» EXERCISE REQUIREMENTS
Retype the text of all the rows below word for word, leaving out the pictures.

☆ ☆ ☆ ☆ ☆

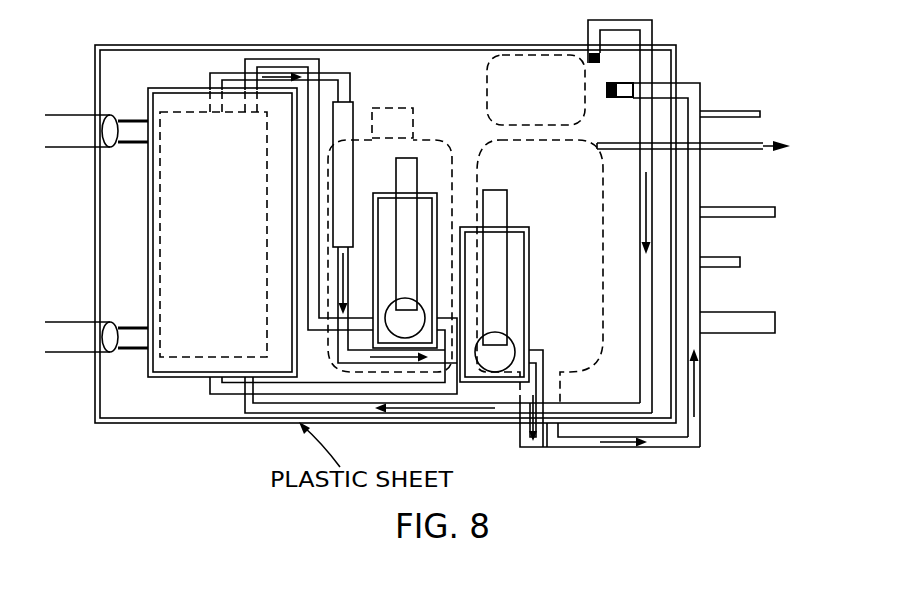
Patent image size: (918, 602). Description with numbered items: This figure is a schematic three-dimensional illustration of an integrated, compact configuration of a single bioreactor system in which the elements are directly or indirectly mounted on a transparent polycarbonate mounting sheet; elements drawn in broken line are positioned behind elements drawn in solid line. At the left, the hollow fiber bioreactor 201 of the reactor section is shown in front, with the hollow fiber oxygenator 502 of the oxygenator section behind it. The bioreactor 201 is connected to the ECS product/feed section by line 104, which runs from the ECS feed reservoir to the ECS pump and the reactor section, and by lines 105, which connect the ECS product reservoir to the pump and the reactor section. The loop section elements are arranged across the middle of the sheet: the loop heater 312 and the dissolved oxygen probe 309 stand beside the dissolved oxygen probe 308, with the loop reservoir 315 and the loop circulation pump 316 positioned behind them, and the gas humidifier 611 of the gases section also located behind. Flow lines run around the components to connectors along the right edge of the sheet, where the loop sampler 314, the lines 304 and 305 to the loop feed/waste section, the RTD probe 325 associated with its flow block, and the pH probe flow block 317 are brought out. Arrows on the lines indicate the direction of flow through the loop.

The line 104 is at (71, 130).
The lines 105 is at (72, 338).
The hollow fiber oxygenator 502 is at (213, 223).
The hollow fiber bioreactor 201 is at (222, 232).
The gas humidifier 611 is at (411, 235).
The loop heater 312 is at (346, 168).
The dissolved oxygen probe 309 is at (404, 216).
The loop circulation pump 316 is at (536, 90).
The loop reservoir 315 is at (540, 271).
The dissolved oxygen probe 308 is at (497, 257).
The loop sampler 314 is at (760, 114).
The line 304 is at (716, 145).
The line 305 is at (777, 212).
The RTD probe 325 is at (740, 262).
The pH probe flow block 317 is at (775, 322).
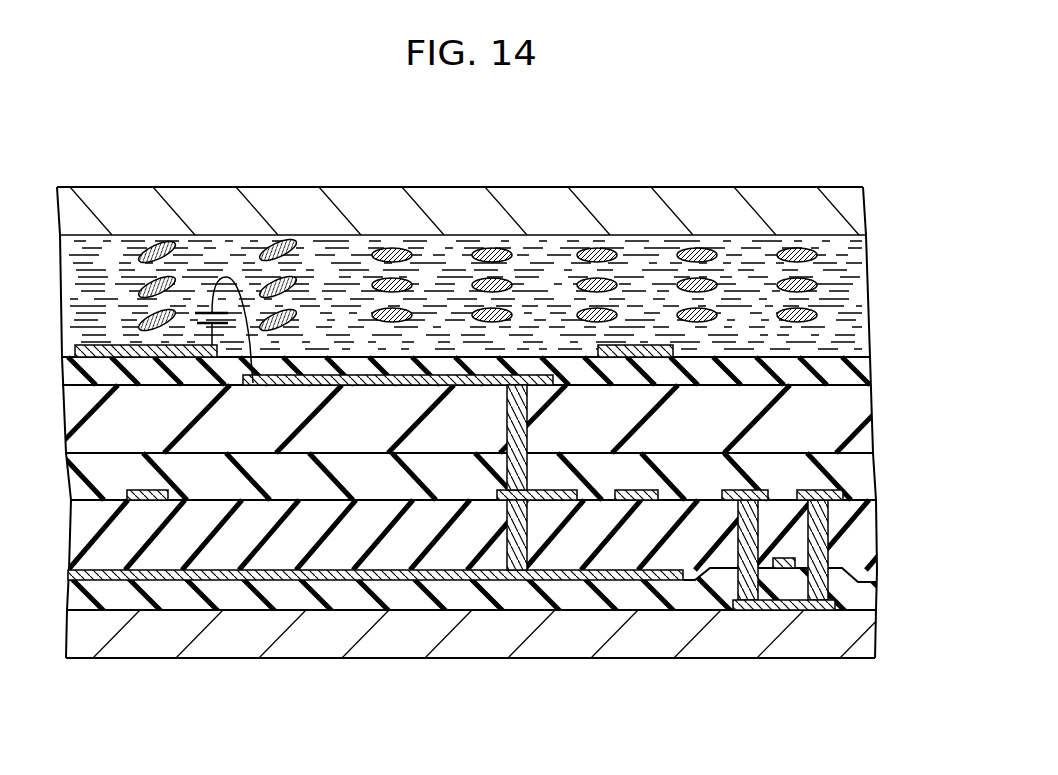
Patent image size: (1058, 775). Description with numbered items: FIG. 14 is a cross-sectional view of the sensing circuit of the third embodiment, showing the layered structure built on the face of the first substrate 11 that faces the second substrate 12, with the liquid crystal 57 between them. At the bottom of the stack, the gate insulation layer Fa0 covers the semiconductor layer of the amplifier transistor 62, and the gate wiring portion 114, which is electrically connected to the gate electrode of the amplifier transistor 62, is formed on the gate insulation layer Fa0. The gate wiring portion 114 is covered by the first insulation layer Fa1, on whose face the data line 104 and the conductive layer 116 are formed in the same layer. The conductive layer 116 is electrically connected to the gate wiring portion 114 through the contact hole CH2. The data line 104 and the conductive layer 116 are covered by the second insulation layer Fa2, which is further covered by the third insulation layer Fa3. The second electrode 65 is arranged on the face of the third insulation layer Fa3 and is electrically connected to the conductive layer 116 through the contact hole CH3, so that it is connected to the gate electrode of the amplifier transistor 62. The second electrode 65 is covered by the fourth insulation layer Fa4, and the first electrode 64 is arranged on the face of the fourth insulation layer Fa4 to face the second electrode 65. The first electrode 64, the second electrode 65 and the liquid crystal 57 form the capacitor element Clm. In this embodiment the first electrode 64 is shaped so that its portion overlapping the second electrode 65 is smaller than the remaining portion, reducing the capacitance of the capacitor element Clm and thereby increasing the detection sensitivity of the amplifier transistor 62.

The second substrate 12 is at (860, 207).
The liquid crystal 57 is at (860, 272).
The first electrode 64 is at (132, 343).
The second electrode 65 is at (352, 383).
The capacitor element Clm is at (202, 290).
The fourth insulation layer Fa4 is at (860, 367).
The third insulation layer Fa3 is at (860, 399).
The second insulation layer Fa2 is at (860, 465).
The first insulation layer Fa1 is at (860, 522).
The gate insulation layer Fa0 is at (860, 582).
The first substrate 11 is at (860, 620).
The data line 104 is at (142, 489).
The conductive layer 116 is at (556, 489).
The contact hole CH3 is at (508, 420).
The contact hole CH2 is at (508, 515).
The gate wiring portion 114 is at (338, 581).
The amplifier transistor 62 is at (790, 628).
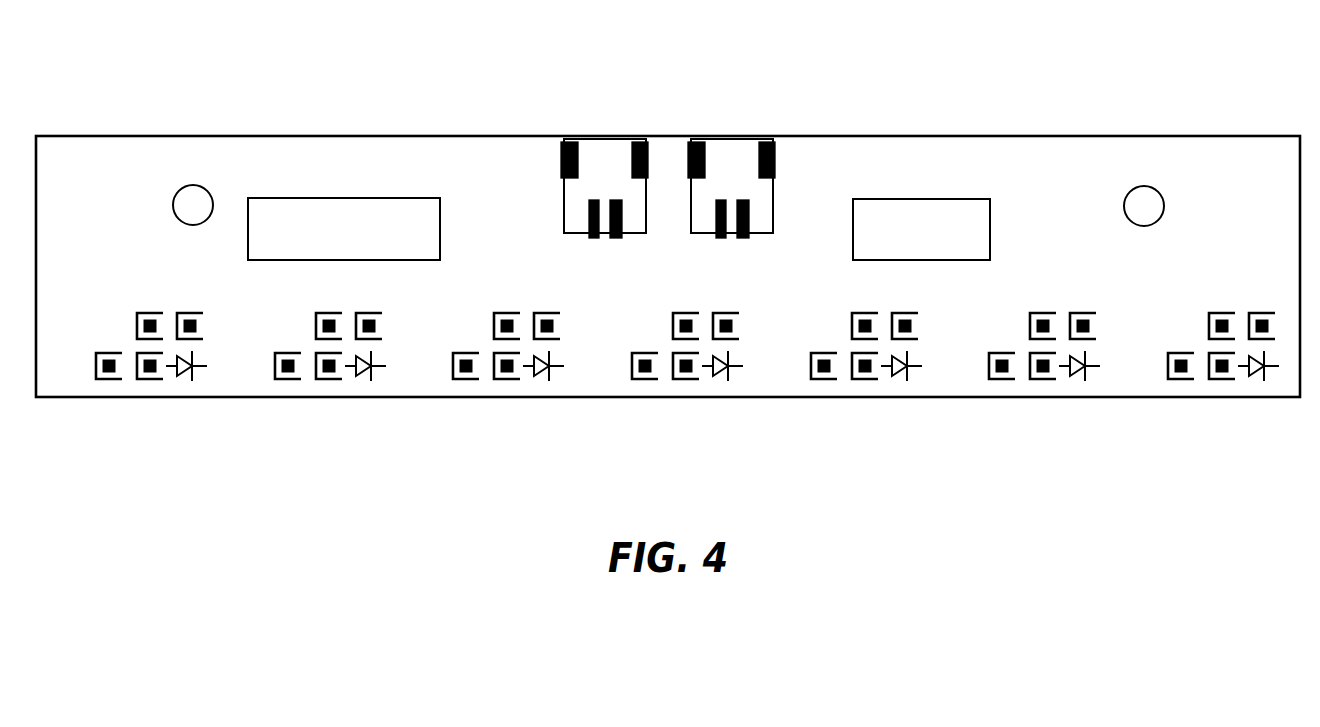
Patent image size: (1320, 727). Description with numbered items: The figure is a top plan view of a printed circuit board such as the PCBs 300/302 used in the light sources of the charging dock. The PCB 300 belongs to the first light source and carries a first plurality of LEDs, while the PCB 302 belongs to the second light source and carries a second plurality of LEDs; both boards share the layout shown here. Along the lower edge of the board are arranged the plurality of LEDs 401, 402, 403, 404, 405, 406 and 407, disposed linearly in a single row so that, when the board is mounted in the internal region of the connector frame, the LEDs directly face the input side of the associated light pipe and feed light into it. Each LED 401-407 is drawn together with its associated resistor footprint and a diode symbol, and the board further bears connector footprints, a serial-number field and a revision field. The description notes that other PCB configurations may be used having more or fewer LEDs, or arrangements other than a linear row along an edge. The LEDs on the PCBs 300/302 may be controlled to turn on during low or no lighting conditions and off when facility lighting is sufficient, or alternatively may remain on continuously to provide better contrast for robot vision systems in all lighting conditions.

The printed circuit board 300 is at (352, 90).
The printed circuit board 302 is at (668, 266).
The light emitting diode 401 is at (1195, 390).
The light emitting diode 402 is at (1016, 390).
The light emitting diode 403 is at (838, 390).
The light emitting diode 404 is at (659, 390).
The light emitting diode 405 is at (480, 390).
The light emitting diode 406 is at (302, 390).
The light emitting diode 407 is at (123, 390).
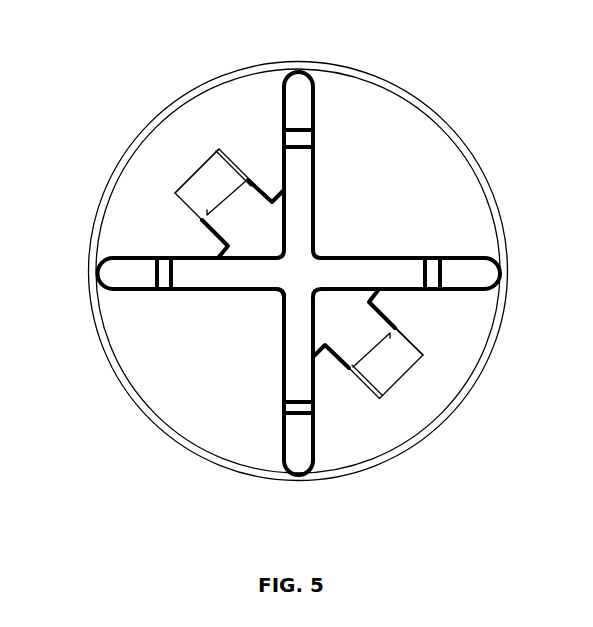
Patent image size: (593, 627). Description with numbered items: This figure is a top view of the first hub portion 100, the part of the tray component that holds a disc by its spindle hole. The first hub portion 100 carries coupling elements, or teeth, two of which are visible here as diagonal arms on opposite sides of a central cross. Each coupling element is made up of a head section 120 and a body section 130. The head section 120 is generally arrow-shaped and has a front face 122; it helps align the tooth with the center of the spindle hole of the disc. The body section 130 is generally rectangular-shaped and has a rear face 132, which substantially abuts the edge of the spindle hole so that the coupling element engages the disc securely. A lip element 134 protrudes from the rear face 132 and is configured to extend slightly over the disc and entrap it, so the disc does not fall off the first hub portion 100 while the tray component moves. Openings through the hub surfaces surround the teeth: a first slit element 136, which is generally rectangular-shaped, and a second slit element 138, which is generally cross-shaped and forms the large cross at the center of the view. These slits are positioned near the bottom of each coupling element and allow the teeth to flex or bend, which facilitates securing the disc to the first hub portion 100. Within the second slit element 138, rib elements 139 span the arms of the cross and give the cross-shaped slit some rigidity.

The first hub portion 100 is at (124, 79).
The head section 120 is at (330, 307).
The front face 122 is at (277, 247).
The body section 130 is at (397, 332).
The rear face 132 is at (222, 160).
The lip element 134 is at (210, 207).
The first slit element 136 is at (390, 368).
The second slit element 138 is at (297, 283).
The rib elements 139 is at (163, 272).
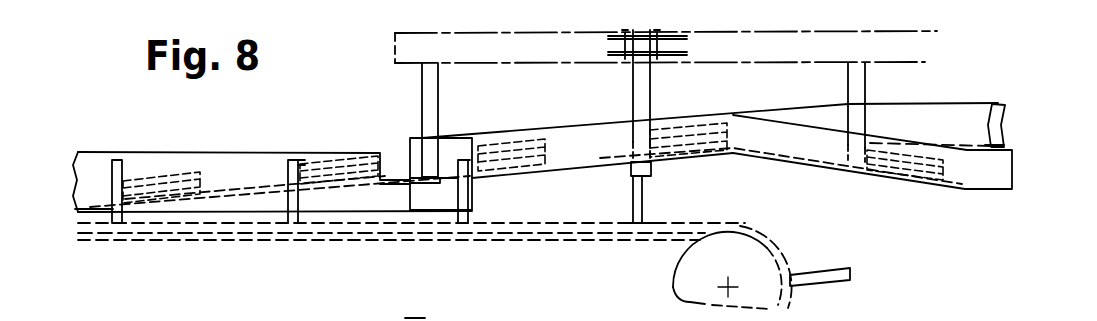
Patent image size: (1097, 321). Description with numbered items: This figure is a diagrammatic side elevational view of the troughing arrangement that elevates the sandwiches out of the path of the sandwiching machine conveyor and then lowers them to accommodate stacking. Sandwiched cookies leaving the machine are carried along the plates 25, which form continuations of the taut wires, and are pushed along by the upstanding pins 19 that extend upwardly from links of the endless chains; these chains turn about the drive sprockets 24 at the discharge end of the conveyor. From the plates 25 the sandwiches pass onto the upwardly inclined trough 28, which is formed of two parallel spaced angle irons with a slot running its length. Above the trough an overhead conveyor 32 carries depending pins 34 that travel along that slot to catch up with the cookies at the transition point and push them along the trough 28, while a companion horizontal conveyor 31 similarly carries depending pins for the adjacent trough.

The upstanding pins 19 is at (112, 170).
The drive sprockets 24 is at (672, 281).
The plates 25 is at (213, 192).
The trough 28 is at (550, 123).
The horizontal conveyor 31 is at (280, 305).
The conveyor 32 is at (648, 30).
The depending pins 34 is at (650, 100).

☆ ☆ ☆ ☆ ☆

» TASK ANSWER
Patent image size: (918, 602). Description with numbered items: This figure is a schematic three-dimensional illustration of an integrated, compact configuration of a single bioreactor system in which the elements are directly or indirectly mounted on a transparent polycarbonate mounting sheet; elements drawn in broken line are positioned behind elements drawn in solid line. At the left, the hollow fiber bioreactor 201 of the reactor section is shown in front, with the hollow fiber oxygenator 502 of the oxygenator section behind it. The bioreactor 201 is connected to the ECS product/feed section by line 104, which runs from the ECS feed reservoir to the ECS pump and the reactor section, and by lines 105, which connect the ECS product reservoir to the pump and the reactor section. The loop section elements are arranged across the middle of the sheet: the loop heater 312 and the dissolved oxygen probe 309 stand beside the dissolved oxygen probe 308, with the loop reservoir 315 and the loop circulation pump 316 positioned behind them, and the gas humidifier 611 of the gases section also located behind. Flow lines run around the components to connectors along the right edge of the sheet, where the loop sampler 314, the lines 304 and 305 to the loop feed/waste section, the RTD probe 325 associated with its flow block, and the pH probe flow block 317 are brought out. Arrows on the lines indicate the direction of flow through the loop.

The line 104 is at (71, 130).
The lines 105 is at (72, 338).
The hollow fiber oxygenator 502 is at (213, 223).
The hollow fiber bioreactor 201 is at (222, 232).
The gas humidifier 611 is at (411, 235).
The loop heater 312 is at (346, 168).
The dissolved oxygen probe 309 is at (404, 216).
The loop circulation pump 316 is at (536, 90).
The loop reservoir 315 is at (540, 271).
The dissolved oxygen probe 308 is at (497, 257).
The loop sampler 314 is at (760, 114).
The line 304 is at (716, 145).
The line 305 is at (777, 212).
The RTD probe 325 is at (740, 262).
The pH probe flow block 317 is at (775, 322).
Patent image size: (1058, 775). Description with numbered items: FIG. 14 is a cross-sectional view of the sensing circuit of the third embodiment, showing the layered structure built on the face of the first substrate 11 that faces the second substrate 12, with the liquid crystal 57 between them. At the bottom of the stack, the gate insulation layer Fa0 covers the semiconductor layer of the amplifier transistor 62, and the gate wiring portion 114, which is electrically connected to the gate electrode of the amplifier transistor 62, is formed on the gate insulation layer Fa0. The gate wiring portion 114 is covered by the first insulation layer Fa1, on whose face the data line 104 and the conductive layer 116 are formed in the same layer. The conductive layer 116 is electrically connected to the gate wiring portion 114 through the contact hole CH2. The data line 104 and the conductive layer 116 are covered by the second insulation layer Fa2, which is further covered by the third insulation layer Fa3. The second electrode 65 is arranged on the face of the third insulation layer Fa3 and is electrically connected to the conductive layer 116 through the contact hole CH3, so that it is connected to the gate electrode of the amplifier transistor 62. The second electrode 65 is covered by the fourth insulation layer Fa4, and the first electrode 64 is arranged on the face of the fourth insulation layer Fa4 to face the second electrode 65. The first electrode 64, the second electrode 65 and the liquid crystal 57 form the capacitor element Clm. In this embodiment the first electrode 64 is shaped so that its portion overlapping the second electrode 65 is smaller than the remaining portion, reducing the capacitance of the capacitor element Clm and thereby increasing the detection sensitivity of the amplifier transistor 62.

The second substrate 12 is at (860, 207).
The liquid crystal 57 is at (860, 272).
The first electrode 64 is at (132, 343).
The second electrode 65 is at (352, 383).
The capacitor element Clm is at (202, 290).
The fourth insulation layer Fa4 is at (860, 367).
The third insulation layer Fa3 is at (860, 399).
The second insulation layer Fa2 is at (860, 465).
The first insulation layer Fa1 is at (860, 522).
The gate insulation layer Fa0 is at (860, 582).
The first substrate 11 is at (860, 620).
The data line 104 is at (142, 489).
The conductive layer 116 is at (556, 489).
The contact hole CH3 is at (508, 420).
The contact hole CH2 is at (508, 515).
The gate wiring portion 114 is at (338, 581).
The amplifier transistor 62 is at (790, 628).
Patent image size: (1320, 727). Description with numbered items: The figure is a top plan view of a printed circuit board such as the PCBs 300/302 used in the light sources of the charging dock. The PCB 300 belongs to the first light source and carries a first plurality of LEDs, while the PCB 302 belongs to the second light source and carries a second plurality of LEDs; both boards share the layout shown here. Along the lower edge of the board are arranged the plurality of LEDs 401, 402, 403, 404, 405, 406 and 407, disposed linearly in a single row so that, when the board is mounted in the internal region of the connector frame, the LEDs directly face the input side of the associated light pipe and feed light into it. Each LED 401-407 is drawn together with its associated resistor footprint and a diode symbol, and the board further bears connector footprints, a serial-number field and a revision field. The description notes that other PCB configurations may be used having more or fewer LEDs, or arrangements other than a linear row along an edge. The LEDs on the PCBs 300/302 may be controlled to turn on during low or no lighting conditions and off when facility lighting is sufficient, or alternatively may remain on continuously to provide better contrast for robot vision systems in all lighting conditions.

The printed circuit board 300 is at (352, 90).
The printed circuit board 302 is at (668, 266).
The light emitting diode 401 is at (1195, 390).
The light emitting diode 402 is at (1016, 390).
The light emitting diode 403 is at (838, 390).
The light emitting diode 404 is at (659, 390).
The light emitting diode 405 is at (480, 390).
The light emitting diode 406 is at (302, 390).
The light emitting diode 407 is at (123, 390).
Patent image size: (593, 627). Description with numbered items: This figure is a top view of the first hub portion 100, the part of the tray component that holds a disc by its spindle hole. The first hub portion 100 carries coupling elements, or teeth, two of which are visible here as diagonal arms on opposite sides of a central cross. Each coupling element is made up of a head section 120 and a body section 130. The head section 120 is generally arrow-shaped and has a front face 122; it helps align the tooth with the center of the spindle hole of the disc. The body section 130 is generally rectangular-shaped and has a rear face 132, which substantially abuts the edge of the spindle hole so that the coupling element engages the disc securely. A lip element 134 protrudes from the rear face 132 and is configured to extend slightly over the disc and entrap it, so the disc does not fall off the first hub portion 100 while the tray component moves. Openings through the hub surfaces surround the teeth: a first slit element 136, which is generally rectangular-shaped, and a second slit element 138, which is generally cross-shaped and forms the large cross at the center of the view. These slits are positioned near the bottom of each coupling element and allow the teeth to flex or bend, which facilitates securing the disc to the first hub portion 100. Within the second slit element 138, rib elements 139 span the arms of the cross and give the cross-shaped slit some rigidity.

The first hub portion 100 is at (124, 79).
The head section 120 is at (330, 307).
The front face 122 is at (277, 247).
The body section 130 is at (397, 332).
The rear face 132 is at (222, 160).
The lip element 134 is at (210, 207).
The first slit element 136 is at (390, 368).
The second slit element 138 is at (297, 283).
The rib elements 139 is at (163, 272).
Patent image size: (1097, 321). Description with numbered items: This figure is a diagrammatic side elevational view of the troughing arrangement that elevates the sandwiches out of the path of the sandwiching machine conveyor and then lowers them to accommodate stacking. Sandwiched cookies leaving the machine are carried along the plates 25, which form continuations of the taut wires, and are pushed along by the upstanding pins 19 that extend upwardly from links of the endless chains; these chains turn about the drive sprockets 24 at the discharge end of the conveyor. From the plates 25 the sandwiches pass onto the upwardly inclined trough 28, which is formed of two parallel spaced angle irons with a slot running its length. Above the trough an overhead conveyor 32 carries depending pins 34 that travel along that slot to catch up with the cookies at the transition point and push them along the trough 28, while a companion horizontal conveyor 31 similarly carries depending pins for the adjacent trough.

The upstanding pins 19 is at (112, 170).
The drive sprockets 24 is at (672, 281).
The plates 25 is at (213, 192).
The trough 28 is at (550, 123).
The horizontal conveyor 31 is at (280, 305).
The conveyor 32 is at (648, 30).
The depending pins 34 is at (650, 100).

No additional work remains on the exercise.